● Short problem:
Write out the whole listing again, exactly.

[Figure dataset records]
** Start **

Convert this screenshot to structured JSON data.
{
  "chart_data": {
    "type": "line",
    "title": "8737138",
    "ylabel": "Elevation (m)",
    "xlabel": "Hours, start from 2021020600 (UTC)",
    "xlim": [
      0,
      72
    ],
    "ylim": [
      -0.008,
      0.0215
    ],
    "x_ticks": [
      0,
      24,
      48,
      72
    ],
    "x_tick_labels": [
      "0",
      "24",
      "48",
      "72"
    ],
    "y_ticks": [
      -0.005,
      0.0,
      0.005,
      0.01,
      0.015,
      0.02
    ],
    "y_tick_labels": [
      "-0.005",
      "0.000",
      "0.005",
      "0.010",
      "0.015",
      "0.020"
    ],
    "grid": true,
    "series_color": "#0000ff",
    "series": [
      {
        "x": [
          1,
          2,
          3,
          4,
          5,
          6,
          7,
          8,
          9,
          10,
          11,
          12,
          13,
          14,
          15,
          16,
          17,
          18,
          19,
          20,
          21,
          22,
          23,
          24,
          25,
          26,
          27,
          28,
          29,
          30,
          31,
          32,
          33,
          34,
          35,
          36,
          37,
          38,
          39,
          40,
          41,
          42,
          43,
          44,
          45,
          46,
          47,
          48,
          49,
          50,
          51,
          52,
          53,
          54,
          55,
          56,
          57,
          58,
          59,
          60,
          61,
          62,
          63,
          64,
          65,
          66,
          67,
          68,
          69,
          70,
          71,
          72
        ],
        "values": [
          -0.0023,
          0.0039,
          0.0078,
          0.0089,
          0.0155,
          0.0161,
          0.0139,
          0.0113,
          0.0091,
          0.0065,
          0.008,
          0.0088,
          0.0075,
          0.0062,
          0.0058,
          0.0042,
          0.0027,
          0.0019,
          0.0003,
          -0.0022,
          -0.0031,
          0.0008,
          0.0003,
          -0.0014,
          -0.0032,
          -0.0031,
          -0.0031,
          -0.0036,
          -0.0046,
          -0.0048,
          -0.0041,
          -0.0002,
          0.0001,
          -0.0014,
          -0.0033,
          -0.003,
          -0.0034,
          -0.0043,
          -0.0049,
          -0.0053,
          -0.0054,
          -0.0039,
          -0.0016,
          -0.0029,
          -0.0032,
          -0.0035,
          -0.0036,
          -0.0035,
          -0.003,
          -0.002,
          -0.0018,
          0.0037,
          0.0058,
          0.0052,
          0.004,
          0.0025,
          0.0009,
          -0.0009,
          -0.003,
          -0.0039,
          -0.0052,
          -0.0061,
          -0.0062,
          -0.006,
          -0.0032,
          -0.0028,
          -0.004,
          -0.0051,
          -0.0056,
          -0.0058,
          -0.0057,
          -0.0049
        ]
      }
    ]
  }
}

** End **

● Task response:
Convert this screenshot to structured JSON data.
{
  "chart_data": {
    "type": "line",
    "title": "8737138",
    "ylabel": "Elevation (m)",
    "xlabel": "Hours, start from 2021020600 (UTC)",
    "xlim": [
      0,
      72
    ],
    "ylim": [
      -0.008,
      0.0215
    ],
    "x_ticks": [
      0,
      24,
      48,
      72
    ],
    "x_tick_labels": [
      "0",
      "24",
      "48",
      "72"
    ],
    "y_ticks": [
      -0.005,
      0.0,
      0.005,
      0.01,
      0.015,
      0.02
    ],
    "y_tick_labels": [
      "-0.005",
      "0.000",
      "0.005",
      "0.010",
      "0.015",
      "0.020"
    ],
    "grid": true,
    "series_color": "#0000ff",
    "series": [
      {
        "x": [
          1,
          2,
          3,
          4,
          5,
          6,
          7,
          8,
          9,
          10,
          11,
          12,
          13,
          14,
          15,
          16,
          17,
          18,
          19,
          20,
          21,
          22,
          23,
          24,
          25,
          26,
          27,
          28,
          29,
          30,
          31,
          32,
          33,
          34,
          35,
          36,
          37,
          38,
          39,
          40,
          41,
          42,
          43,
          44,
          45,
          46,
          47,
          48,
          49,
          50,
          51,
          52,
          53,
          54,
          55,
          56,
          57,
          58,
          59,
          60,
          61,
          62,
          63,
          64,
          65,
          66,
          67,
          68,
          69,
          70,
          71,
          72
        ],
        "values": [
          -0.0023,
          0.0039,
          0.0078,
          0.0089,
          0.0155,
          0.0161,
          0.0139,
          0.0113,
          0.0091,
          0.0065,
          0.008,
          0.0088,
          0.0075,
          0.0062,
          0.0058,
          0.0042,
          0.0027,
          0.0019,
          0.0003,
          -0.0022,
          -0.0031,
          0.0008,
          0.0003,
          -0.0014,
          -0.0032,
          -0.0031,
          -0.0031,
          -0.0036,
          -0.0046,
          -0.0048,
          -0.0041,
          -0.0002,
          0.0001,
          -0.0014,
          -0.0033,
          -0.003,
          -0.0034,
          -0.0043,
          -0.0049,
          -0.0053,
          -0.0054,
          -0.0039,
          -0.0016,
          -0.0029,
          -0.0032,
          -0.0035,
          -0.0036,
          -0.0035,
          -0.003,
          -0.002,
          -0.0018,
          0.0037,
          0.0058,
          0.0052,
          0.004,
          0.0025,
          0.0009,
          -0.0009,
          -0.003,
          -0.0039,
          -0.0052,
          -0.0061,
          -0.0062,
          -0.006,
          -0.0032,
          -0.0028,
          -0.004,
          -0.0051,
          -0.0056,
          -0.0058,
          -0.0057,
          -0.0049
        ]
      }
    ]
  }
}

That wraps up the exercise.